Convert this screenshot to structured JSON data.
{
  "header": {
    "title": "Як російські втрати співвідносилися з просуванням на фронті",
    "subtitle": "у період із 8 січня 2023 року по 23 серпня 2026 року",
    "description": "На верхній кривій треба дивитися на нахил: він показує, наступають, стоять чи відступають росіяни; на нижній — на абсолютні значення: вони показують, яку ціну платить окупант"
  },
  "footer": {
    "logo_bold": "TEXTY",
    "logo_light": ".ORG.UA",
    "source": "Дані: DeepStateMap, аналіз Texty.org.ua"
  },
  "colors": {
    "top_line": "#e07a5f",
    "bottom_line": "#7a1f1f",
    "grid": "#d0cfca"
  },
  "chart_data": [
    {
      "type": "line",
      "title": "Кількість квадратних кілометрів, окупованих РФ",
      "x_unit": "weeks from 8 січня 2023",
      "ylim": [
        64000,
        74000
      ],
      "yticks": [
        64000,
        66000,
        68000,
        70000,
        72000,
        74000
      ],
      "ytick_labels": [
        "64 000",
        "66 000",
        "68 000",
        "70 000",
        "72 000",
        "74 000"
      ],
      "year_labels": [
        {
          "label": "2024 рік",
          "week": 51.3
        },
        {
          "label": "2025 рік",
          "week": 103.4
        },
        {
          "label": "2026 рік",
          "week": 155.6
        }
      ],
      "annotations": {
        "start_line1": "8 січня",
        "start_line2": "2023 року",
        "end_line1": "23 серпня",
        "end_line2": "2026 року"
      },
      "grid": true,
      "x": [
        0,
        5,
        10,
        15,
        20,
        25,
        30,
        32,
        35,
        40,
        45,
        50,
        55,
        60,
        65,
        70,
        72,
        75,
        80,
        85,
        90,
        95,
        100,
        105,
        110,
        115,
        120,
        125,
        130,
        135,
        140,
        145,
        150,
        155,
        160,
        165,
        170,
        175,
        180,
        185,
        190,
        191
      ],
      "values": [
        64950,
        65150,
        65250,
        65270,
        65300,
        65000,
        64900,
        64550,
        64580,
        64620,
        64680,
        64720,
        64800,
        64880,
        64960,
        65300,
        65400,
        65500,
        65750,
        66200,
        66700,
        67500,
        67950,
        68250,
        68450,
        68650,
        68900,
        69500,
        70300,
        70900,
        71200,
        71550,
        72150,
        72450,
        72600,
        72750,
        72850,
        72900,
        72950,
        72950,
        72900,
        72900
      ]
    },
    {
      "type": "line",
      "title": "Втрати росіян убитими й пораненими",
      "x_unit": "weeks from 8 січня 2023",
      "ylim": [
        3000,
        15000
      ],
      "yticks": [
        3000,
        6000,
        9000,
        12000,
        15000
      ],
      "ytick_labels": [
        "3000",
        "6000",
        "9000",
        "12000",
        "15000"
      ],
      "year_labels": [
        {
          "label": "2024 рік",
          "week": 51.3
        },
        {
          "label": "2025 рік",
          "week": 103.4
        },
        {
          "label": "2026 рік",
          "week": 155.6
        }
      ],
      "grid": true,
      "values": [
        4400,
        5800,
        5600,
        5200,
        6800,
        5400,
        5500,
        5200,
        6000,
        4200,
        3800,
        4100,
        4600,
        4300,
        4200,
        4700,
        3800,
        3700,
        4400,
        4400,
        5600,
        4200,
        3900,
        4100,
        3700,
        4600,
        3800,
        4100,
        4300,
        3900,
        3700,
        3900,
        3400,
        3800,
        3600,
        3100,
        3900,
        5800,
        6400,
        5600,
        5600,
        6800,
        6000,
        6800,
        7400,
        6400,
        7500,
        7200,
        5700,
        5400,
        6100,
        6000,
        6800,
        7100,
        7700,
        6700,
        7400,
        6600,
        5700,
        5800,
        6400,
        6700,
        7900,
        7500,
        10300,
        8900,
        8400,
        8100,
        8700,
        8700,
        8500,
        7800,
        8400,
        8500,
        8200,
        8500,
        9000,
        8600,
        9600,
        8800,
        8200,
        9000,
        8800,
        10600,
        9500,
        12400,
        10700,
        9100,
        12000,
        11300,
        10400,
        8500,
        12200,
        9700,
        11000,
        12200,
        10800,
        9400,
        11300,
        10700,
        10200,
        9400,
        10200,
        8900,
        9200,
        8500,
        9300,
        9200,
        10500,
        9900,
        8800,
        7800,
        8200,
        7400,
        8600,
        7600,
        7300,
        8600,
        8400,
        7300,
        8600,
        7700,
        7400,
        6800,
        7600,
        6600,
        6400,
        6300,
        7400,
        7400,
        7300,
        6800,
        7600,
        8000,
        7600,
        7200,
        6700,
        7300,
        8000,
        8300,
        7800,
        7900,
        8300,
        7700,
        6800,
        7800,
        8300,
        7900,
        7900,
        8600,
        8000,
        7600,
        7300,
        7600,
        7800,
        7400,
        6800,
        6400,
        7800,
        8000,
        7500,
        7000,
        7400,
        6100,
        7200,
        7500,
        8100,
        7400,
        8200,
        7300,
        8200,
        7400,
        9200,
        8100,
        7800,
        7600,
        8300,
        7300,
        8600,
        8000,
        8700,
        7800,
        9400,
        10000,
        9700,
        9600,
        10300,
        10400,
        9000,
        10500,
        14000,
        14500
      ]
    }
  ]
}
· · · · · · ·
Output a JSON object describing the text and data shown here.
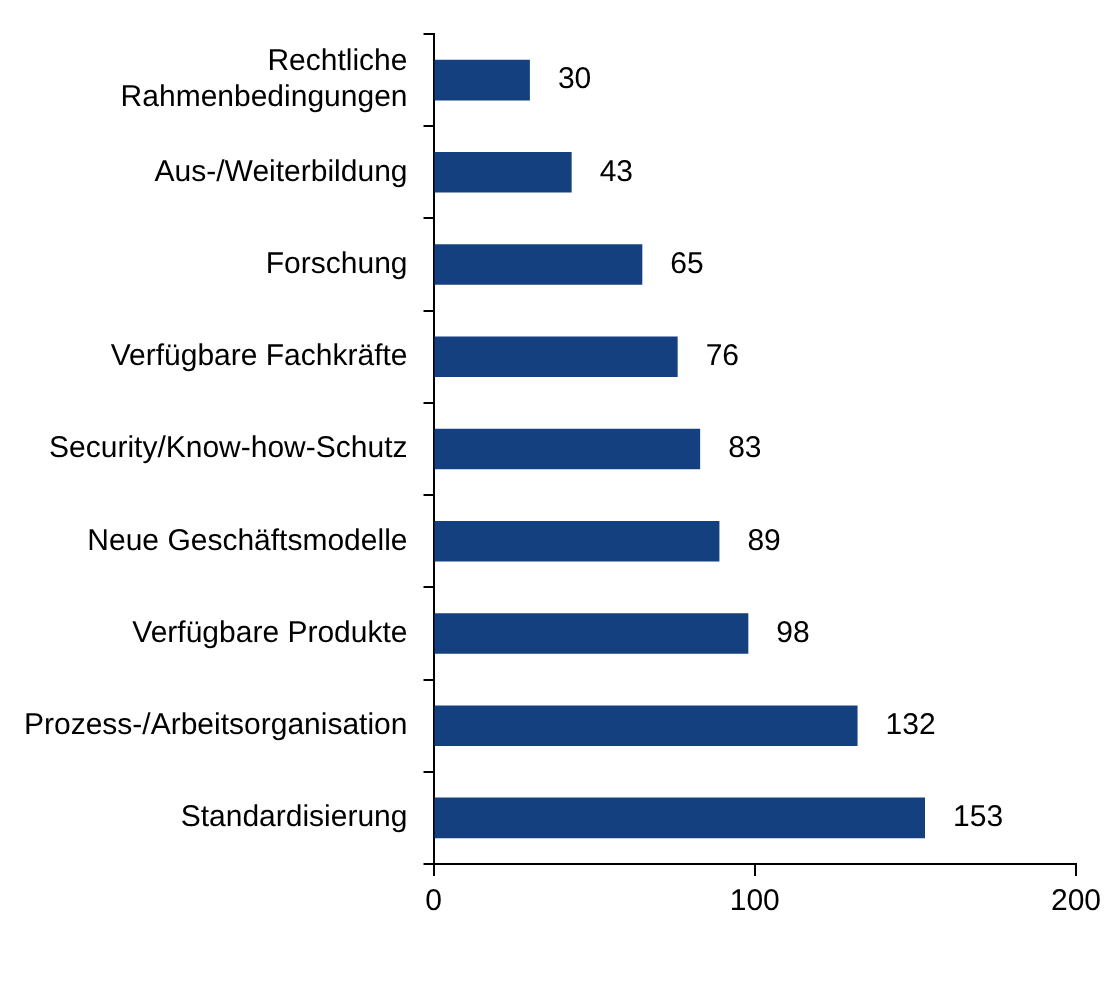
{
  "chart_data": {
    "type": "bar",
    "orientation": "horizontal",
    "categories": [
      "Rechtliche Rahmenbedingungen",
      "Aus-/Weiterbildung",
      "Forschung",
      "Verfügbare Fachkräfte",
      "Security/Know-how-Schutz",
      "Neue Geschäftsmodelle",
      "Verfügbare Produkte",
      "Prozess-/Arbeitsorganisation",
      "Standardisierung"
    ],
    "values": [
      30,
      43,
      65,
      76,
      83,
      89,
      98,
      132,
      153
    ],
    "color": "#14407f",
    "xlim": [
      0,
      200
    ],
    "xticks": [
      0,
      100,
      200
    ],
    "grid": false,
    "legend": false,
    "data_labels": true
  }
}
· · · · · · ·
#### Task instructions
Go through the material line by line. Show each line that contains the string "JSON".

#### Right answer
Convert this screenshot to structured JSON data.
Output a JSON object describing the text and data shown here.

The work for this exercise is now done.